▶ _EXERCISE REQUIREMENTS_: The records below must be output exactly, without pictures.

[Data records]
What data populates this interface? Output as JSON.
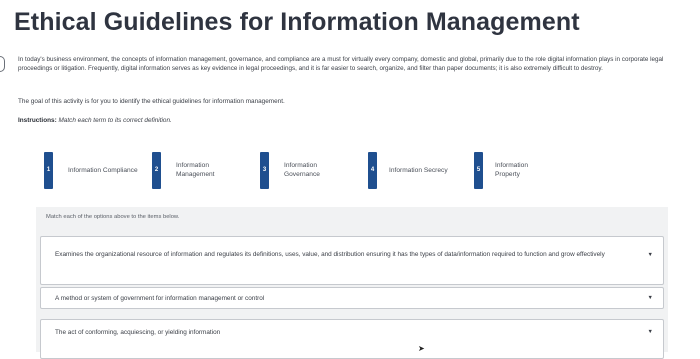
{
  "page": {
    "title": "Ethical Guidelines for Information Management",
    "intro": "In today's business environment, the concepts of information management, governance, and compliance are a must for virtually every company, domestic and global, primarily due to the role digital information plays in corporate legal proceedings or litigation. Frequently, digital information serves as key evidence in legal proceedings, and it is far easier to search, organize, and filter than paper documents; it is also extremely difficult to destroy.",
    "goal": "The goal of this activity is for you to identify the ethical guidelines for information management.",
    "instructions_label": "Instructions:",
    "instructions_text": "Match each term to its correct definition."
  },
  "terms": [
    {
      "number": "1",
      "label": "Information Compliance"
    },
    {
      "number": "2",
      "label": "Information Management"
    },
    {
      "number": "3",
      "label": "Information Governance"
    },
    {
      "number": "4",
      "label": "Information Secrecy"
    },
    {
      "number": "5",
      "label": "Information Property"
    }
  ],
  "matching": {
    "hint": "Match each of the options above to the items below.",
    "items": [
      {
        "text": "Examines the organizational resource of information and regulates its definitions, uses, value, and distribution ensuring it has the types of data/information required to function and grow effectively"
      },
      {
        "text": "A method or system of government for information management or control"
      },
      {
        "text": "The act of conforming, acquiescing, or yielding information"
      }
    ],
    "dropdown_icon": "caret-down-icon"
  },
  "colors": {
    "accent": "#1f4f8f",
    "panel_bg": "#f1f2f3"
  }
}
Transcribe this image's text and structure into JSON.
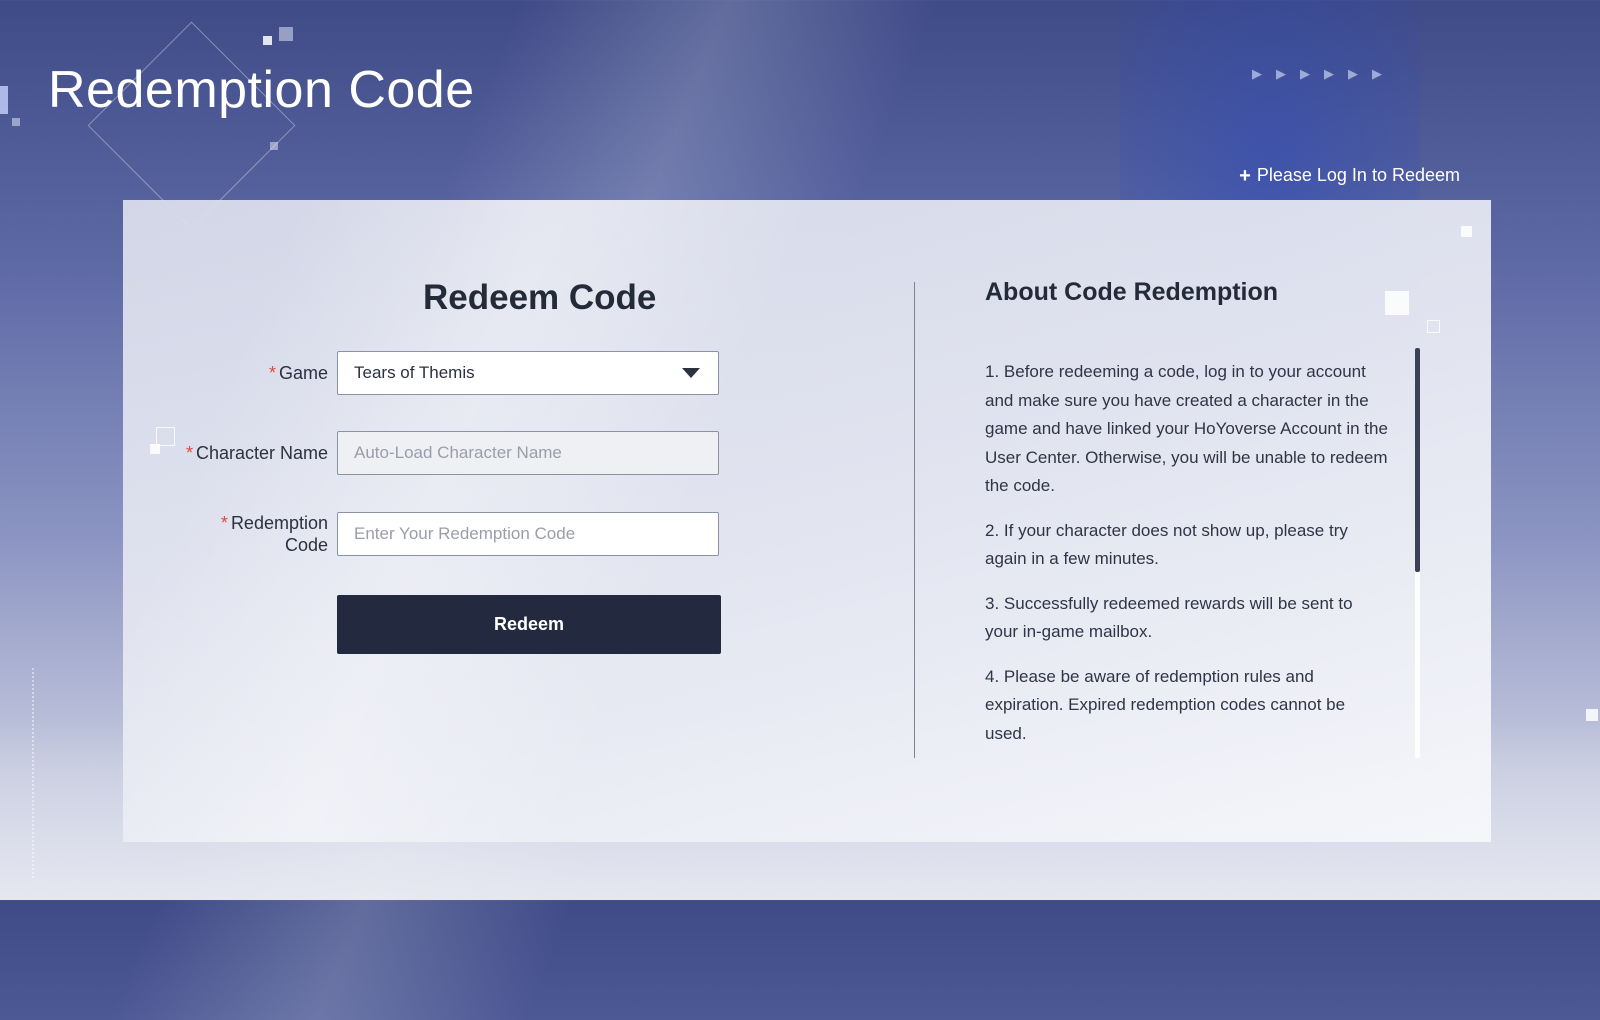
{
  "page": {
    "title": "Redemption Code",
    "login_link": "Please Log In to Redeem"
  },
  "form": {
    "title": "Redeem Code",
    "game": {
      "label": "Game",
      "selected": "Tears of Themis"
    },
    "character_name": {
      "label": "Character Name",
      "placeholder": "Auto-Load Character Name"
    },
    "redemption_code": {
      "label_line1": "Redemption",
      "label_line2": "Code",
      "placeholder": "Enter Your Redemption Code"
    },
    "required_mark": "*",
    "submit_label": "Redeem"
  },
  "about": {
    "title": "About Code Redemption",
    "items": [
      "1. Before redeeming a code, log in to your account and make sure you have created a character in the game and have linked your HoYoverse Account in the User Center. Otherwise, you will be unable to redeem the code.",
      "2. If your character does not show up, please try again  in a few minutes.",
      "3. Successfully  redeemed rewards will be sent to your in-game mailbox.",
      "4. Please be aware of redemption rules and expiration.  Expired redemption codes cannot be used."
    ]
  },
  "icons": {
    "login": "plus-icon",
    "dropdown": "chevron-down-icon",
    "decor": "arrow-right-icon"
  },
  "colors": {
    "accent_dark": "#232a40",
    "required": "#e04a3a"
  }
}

▶ _RESULT OF THIS EXERCISE_:
What data populates this interface? Output as JSON.
{
  "page": {
    "title": "Ethical Guidelines for Information Management",
    "intro": "In today's business environment, the concepts of information management, governance, and compliance are a must for virtually every company, domestic and global, primarily due to the role digital information plays in corporate legal proceedings or litigation. Frequently, digital information serves as key evidence in legal proceedings, and it is far easier to search, organize, and filter than paper documents; it is also extremely difficult to destroy.",
    "goal": "The goal of this activity is for you to identify the ethical guidelines for information management.",
    "instructions_label": "Instructions:",
    "instructions_text": "Match each term to its correct definition."
  },
  "terms": [
    {
      "number": "1",
      "label": "Information Compliance"
    },
    {
      "number": "2",
      "label": "Information Management"
    },
    {
      "number": "3",
      "label": "Information Governance"
    },
    {
      "number": "4",
      "label": "Information Secrecy"
    },
    {
      "number": "5",
      "label": "Information Property"
    }
  ],
  "matching": {
    "hint": "Match each of the options above to the items below.",
    "items": [
      {
        "text": "Examines the organizational resource of information and regulates its definitions, uses, value, and distribution ensuring it has the types of data/information required to function and grow effectively"
      },
      {
        "text": "A method or system of government for information management or control"
      },
      {
        "text": "The act of conforming, acquiescing, or yielding information"
      }
    ],
    "dropdown_icon": "caret-down-icon"
  },
  "colors": {
    "accent": "#1f4f8f",
    "panel_bg": "#f1f2f3"
  }
}
Transcribe this image's text and structure into JSON.
{
  "page": {
    "title": "Redemption Code",
    "login_link": "Please Log In to Redeem"
  },
  "form": {
    "title": "Redeem Code",
    "game": {
      "label": "Game",
      "selected": "Tears of Themis"
    },
    "character_name": {
      "label": "Character Name",
      "placeholder": "Auto-Load Character Name"
    },
    "redemption_code": {
      "label_line1": "Redemption",
      "label_line2": "Code",
      "placeholder": "Enter Your Redemption Code"
    },
    "required_mark": "*",
    "submit_label": "Redeem"
  },
  "about": {
    "title": "About Code Redemption",
    "items": [
      "1. Before redeeming a code, log in to your account and make sure you have created a character in the game and have linked your HoYoverse Account in the User Center. Otherwise, you will be unable to redeem the code.",
      "2. If your character does not show up, please try again  in a few minutes.",
      "3. Successfully  redeemed rewards will be sent to your in-game mailbox.",
      "4. Please be aware of redemption rules and expiration.  Expired redemption codes cannot be used."
    ]
  },
  "icons": {
    "login": "plus-icon",
    "dropdown": "chevron-down-icon",
    "decor": "arrow-right-icon"
  },
  "colors": {
    "accent_dark": "#232a40",
    "required": "#e04a3a"
  }
}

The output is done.